- **YOUR OBJECTIVE**: The entries below are to be written out again without alteration.

- **GIVEN RECORDS**:
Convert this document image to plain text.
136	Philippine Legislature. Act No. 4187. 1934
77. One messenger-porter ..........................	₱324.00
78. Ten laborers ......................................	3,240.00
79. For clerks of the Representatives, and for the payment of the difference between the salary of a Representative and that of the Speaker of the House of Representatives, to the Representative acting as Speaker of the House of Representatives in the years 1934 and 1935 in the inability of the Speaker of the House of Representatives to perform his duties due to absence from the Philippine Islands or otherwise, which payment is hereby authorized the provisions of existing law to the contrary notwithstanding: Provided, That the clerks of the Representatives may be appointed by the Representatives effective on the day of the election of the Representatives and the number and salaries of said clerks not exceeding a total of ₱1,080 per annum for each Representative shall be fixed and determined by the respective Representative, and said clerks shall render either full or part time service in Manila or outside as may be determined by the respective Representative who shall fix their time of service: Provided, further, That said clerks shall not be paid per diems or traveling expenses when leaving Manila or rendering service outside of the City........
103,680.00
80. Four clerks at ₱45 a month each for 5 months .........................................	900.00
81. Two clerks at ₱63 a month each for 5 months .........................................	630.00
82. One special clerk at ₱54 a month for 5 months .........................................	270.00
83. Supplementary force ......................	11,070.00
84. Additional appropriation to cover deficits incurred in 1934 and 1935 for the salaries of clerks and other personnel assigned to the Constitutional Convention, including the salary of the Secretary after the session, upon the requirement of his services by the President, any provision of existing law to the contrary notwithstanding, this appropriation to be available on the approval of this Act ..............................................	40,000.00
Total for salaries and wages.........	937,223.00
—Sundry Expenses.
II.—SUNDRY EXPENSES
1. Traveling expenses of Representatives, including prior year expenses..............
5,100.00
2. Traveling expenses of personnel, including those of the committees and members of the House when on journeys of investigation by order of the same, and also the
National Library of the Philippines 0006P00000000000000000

- **WRITTEN SOLUTION**:
Convert this document image to plain text.
136	Philippine Legislature. Act No. 4187. 1934
77. One messenger-porter ..........................	₱324.00
78. Ten laborers ......................................	3,240.00
79. For clerks of the Representatives, and for the payment of the difference between the salary of a Representative and that of the Speaker of the House of Representatives, to the Representative acting as Speaker of the House of Representatives in the years 1934 and 1935 in the inability of the Speaker of the House of Representatives to perform his duties due to absence from the Philippine Islands or otherwise, which payment is hereby authorized the provisions of existing law to the contrary notwithstanding: Provided, That the clerks of the Representatives may be appointed by the Representatives effective on the day of the election of the Representatives and the number and salaries of said clerks not exceeding a total of ₱1,080 per annum for each Representative shall be fixed and determined by the respective Representative, and said clerks shall render either full or part time service in Manila or outside as may be determined by the respective Representative who shall fix their time of service: Provided, further, That said clerks shall not be paid per diems or traveling expenses when leaving Manila or rendering service outside of the City........
103,680.00
80. Four clerks at ₱45 a month each for 5 months .........................................	900.00
81. Two clerks at ₱63 a month each for 5 months .........................................	630.00
82. One special clerk at ₱54 a month for 5 months .........................................	270.00
83. Supplementary force ......................	11,070.00
84. Additional appropriation to cover deficits incurred in 1934 and 1935 for the salaries of clerks and other personnel assigned to the Constitutional Convention, including the salary of the Secretary after the session, upon the requirement of his services by the President, any provision of existing law to the contrary notwithstanding, this appropriation to be available on the approval of this Act ..............................................	40,000.00
Total for salaries and wages.........	937,223.00
—Sundry Expenses.
II.—SUNDRY EXPENSES
1. Traveling expenses of Representatives, including prior year expenses..............
5,100.00
2. Traveling expenses of personnel, including those of the committees and members of the House when on journeys of investigation by order of the same, and also the
National Library of the Philippines 0006P00000000000000000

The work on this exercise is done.